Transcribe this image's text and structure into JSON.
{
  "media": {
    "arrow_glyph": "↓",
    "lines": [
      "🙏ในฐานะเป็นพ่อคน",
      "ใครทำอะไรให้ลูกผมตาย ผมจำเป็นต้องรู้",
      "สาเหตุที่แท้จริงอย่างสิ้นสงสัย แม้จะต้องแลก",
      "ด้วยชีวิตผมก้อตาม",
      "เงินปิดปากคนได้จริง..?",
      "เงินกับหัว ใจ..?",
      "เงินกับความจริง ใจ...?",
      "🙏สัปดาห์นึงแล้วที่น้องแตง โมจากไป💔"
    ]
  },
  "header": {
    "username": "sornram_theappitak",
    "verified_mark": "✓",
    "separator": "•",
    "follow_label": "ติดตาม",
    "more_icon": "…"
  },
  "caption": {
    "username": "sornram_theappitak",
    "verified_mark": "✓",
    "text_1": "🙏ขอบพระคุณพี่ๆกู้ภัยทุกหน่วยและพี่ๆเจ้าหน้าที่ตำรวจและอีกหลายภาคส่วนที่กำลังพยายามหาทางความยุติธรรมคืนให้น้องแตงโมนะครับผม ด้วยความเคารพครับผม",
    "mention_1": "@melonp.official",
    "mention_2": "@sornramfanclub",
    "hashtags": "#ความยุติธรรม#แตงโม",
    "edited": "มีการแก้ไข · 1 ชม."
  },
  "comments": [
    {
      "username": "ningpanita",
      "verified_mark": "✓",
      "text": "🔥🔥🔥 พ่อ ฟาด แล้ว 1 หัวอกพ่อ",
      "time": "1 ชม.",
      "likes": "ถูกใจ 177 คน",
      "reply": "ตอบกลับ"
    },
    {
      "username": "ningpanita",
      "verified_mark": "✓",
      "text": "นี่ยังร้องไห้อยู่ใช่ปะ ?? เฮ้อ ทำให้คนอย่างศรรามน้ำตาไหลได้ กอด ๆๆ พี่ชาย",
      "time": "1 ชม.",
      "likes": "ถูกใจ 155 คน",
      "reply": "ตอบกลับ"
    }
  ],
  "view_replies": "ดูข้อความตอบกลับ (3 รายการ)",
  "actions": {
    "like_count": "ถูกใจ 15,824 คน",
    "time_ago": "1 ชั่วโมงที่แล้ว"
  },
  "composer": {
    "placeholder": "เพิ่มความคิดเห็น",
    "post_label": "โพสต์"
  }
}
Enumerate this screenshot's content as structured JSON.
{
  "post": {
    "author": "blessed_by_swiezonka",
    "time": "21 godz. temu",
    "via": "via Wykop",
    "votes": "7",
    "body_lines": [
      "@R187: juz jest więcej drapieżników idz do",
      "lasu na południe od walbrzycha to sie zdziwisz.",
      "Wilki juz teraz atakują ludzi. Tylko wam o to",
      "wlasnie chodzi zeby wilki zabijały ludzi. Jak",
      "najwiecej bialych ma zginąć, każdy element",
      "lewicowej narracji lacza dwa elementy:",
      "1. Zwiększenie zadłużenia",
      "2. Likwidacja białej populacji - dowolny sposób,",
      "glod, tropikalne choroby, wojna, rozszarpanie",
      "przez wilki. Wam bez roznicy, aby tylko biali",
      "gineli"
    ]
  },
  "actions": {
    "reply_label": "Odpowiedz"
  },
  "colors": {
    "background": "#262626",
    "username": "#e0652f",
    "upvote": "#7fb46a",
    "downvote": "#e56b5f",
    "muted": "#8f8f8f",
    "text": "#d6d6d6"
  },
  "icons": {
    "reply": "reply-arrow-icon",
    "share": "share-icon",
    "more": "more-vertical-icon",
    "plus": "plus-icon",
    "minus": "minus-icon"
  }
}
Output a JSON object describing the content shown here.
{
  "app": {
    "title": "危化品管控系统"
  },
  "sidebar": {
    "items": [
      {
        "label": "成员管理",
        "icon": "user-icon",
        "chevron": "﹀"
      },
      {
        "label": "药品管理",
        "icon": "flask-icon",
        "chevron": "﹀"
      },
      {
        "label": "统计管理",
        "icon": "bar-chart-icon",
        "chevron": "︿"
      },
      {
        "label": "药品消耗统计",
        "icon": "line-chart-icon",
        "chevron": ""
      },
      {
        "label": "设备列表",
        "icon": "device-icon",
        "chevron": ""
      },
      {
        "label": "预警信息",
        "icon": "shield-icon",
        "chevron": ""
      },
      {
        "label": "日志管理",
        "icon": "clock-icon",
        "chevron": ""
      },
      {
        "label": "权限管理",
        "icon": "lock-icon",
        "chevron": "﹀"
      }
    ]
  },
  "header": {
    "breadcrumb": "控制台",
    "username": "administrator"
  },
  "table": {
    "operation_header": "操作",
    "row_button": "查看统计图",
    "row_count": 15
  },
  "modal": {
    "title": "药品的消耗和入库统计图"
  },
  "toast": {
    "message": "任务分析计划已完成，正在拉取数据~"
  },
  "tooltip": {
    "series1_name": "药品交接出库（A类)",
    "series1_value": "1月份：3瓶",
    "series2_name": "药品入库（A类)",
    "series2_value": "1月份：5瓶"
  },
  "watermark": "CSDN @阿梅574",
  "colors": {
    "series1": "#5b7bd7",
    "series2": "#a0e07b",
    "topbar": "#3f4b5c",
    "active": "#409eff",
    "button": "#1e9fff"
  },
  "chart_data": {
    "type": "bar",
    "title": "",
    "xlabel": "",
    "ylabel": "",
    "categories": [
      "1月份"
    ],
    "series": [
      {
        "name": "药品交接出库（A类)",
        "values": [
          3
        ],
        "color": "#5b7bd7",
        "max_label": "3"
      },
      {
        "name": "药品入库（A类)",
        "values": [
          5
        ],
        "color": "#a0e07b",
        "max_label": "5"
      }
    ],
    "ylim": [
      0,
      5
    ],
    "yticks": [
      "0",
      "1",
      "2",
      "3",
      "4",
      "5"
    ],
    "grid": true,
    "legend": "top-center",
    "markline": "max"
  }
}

**Objective:** Extract all of the data above and output it character for character.

**Answer below:**
Transcribe this image's text and structure into JSON.
{
  "media": {
    "arrow_glyph": "↓",
    "lines": [
      "🙏ในฐานะเป็นพ่อคน",
      "ใครทำอะไรให้ลูกผมตาย ผมจำเป็นต้องรู้",
      "สาเหตุที่แท้จริงอย่างสิ้นสงสัย แม้จะต้องแลก",
      "ด้วยชีวิตผมก้อตาม",
      "เงินปิดปากคนได้จริง..?",
      "เงินกับหัว ใจ..?",
      "เงินกับความจริง ใจ...?",
      "🙏สัปดาห์นึงแล้วที่น้องแตง โมจากไป💔"
    ]
  },
  "header": {
    "username": "sornram_theappitak",
    "verified_mark": "✓",
    "separator": "•",
    "follow_label": "ติดตาม",
    "more_icon": "…"
  },
  "caption": {
    "username": "sornram_theappitak",
    "verified_mark": "✓",
    "text_1": "🙏ขอบพระคุณพี่ๆกู้ภัยทุกหน่วยและพี่ๆเจ้าหน้าที่ตำรวจและอีกหลายภาคส่วนที่กำลังพยายามหาทางความยุติธรรมคืนให้น้องแตงโมนะครับผม ด้วยความเคารพครับผม",
    "mention_1": "@melonp.official",
    "mention_2": "@sornramfanclub",
    "hashtags": "#ความยุติธรรม#แตงโม",
    "edited": "มีการแก้ไข · 1 ชม."
  },
  "comments": [
    {
      "username": "ningpanita",
      "verified_mark": "✓",
      "text": "🔥🔥🔥 พ่อ ฟาด แล้ว 1 หัวอกพ่อ",
      "time": "1 ชม.",
      "likes": "ถูกใจ 177 คน",
      "reply": "ตอบกลับ"
    },
    {
      "username": "ningpanita",
      "verified_mark": "✓",
      "text": "นี่ยังร้องไห้อยู่ใช่ปะ ?? เฮ้อ ทำให้คนอย่างศรรามน้ำตาไหลได้ กอด ๆๆ พี่ชาย",
      "time": "1 ชม.",
      "likes": "ถูกใจ 155 คน",
      "reply": "ตอบกลับ"
    }
  ],
  "view_replies": "ดูข้อความตอบกลับ (3 รายการ)",
  "actions": {
    "like_count": "ถูกใจ 15,824 คน",
    "time_ago": "1 ชั่วโมงที่แล้ว"
  },
  "composer": {
    "placeholder": "เพิ่มความคิดเห็น",
    "post_label": "โพสต์"
  }
}
Enumerate this screenshot's content as structured JSON.
{
  "post": {
    "author": "blessed_by_swiezonka",
    "time": "21 godz. temu",
    "via": "via Wykop",
    "votes": "7",
    "body_lines": [
      "@R187: juz jest więcej drapieżników idz do",
      "lasu na południe od walbrzycha to sie zdziwisz.",
      "Wilki juz teraz atakują ludzi. Tylko wam o to",
      "wlasnie chodzi zeby wilki zabijały ludzi. Jak",
      "najwiecej bialych ma zginąć, każdy element",
      "lewicowej narracji lacza dwa elementy:",
      "1. Zwiększenie zadłużenia",
      "2. Likwidacja białej populacji - dowolny sposób,",
      "glod, tropikalne choroby, wojna, rozszarpanie",
      "przez wilki. Wam bez roznicy, aby tylko biali",
      "gineli"
    ]
  },
  "actions": {
    "reply_label": "Odpowiedz"
  },
  "colors": {
    "background": "#262626",
    "username": "#e0652f",
    "upvote": "#7fb46a",
    "downvote": "#e56b5f",
    "muted": "#8f8f8f",
    "text": "#d6d6d6"
  },
  "icons": {
    "reply": "reply-arrow-icon",
    "share": "share-icon",
    "more": "more-vertical-icon",
    "plus": "plus-icon",
    "minus": "minus-icon"
  }
}
Output a JSON object describing the content shown here.
{
  "app": {
    "title": "危化品管控系统"
  },
  "sidebar": {
    "items": [
      {
        "label": "成员管理",
        "icon": "user-icon",
        "chevron": "﹀"
      },
      {
        "label": "药品管理",
        "icon": "flask-icon",
        "chevron": "﹀"
      },
      {
        "label": "统计管理",
        "icon": "bar-chart-icon",
        "chevron": "︿"
      },
      {
        "label": "药品消耗统计",
        "icon": "line-chart-icon",
        "chevron": ""
      },
      {
        "label": "设备列表",
        "icon": "device-icon",
        "chevron": ""
      },
      {
        "label": "预警信息",
        "icon": "shield-icon",
        "chevron": ""
      },
      {
        "label": "日志管理",
        "icon": "clock-icon",
        "chevron": ""
      },
      {
        "label": "权限管理",
        "icon": "lock-icon",
        "chevron": "﹀"
      }
    ]
  },
  "header": {
    "breadcrumb": "控制台",
    "username": "administrator"
  },
  "table": {
    "operation_header": "操作",
    "row_button": "查看统计图",
    "row_count": 15
  },
  "modal": {
    "title": "药品的消耗和入库统计图"
  },
  "toast": {
    "message": "任务分析计划已完成，正在拉取数据~"
  },
  "tooltip": {
    "series1_name": "药品交接出库（A类)",
    "series1_value": "1月份：3瓶",
    "series2_name": "药品入库（A类)",
    "series2_value": "1月份：5瓶"
  },
  "watermark": "CSDN @阿梅574",
  "colors": {
    "series1": "#5b7bd7",
    "series2": "#a0e07b",
    "topbar": "#3f4b5c",
    "active": "#409eff",
    "button": "#1e9fff"
  },
  "chart_data": {
    "type": "bar",
    "title": "",
    "xlabel": "",
    "ylabel": "",
    "categories": [
      "1月份"
    ],
    "series": [
      {
        "name": "药品交接出库（A类)",
        "values": [
          3
        ],
        "color": "#5b7bd7",
        "max_label": "3"
      },
      {
        "name": "药品入库（A类)",
        "values": [
          5
        ],
        "color": "#a0e07b",
        "max_label": "5"
      }
    ],
    "ylim": [
      0,
      5
    ],
    "yticks": [
      "0",
      "1",
      "2",
      "3",
      "4",
      "5"
    ],
    "grid": true,
    "legend": "top-center",
    "markline": "max"
  }
}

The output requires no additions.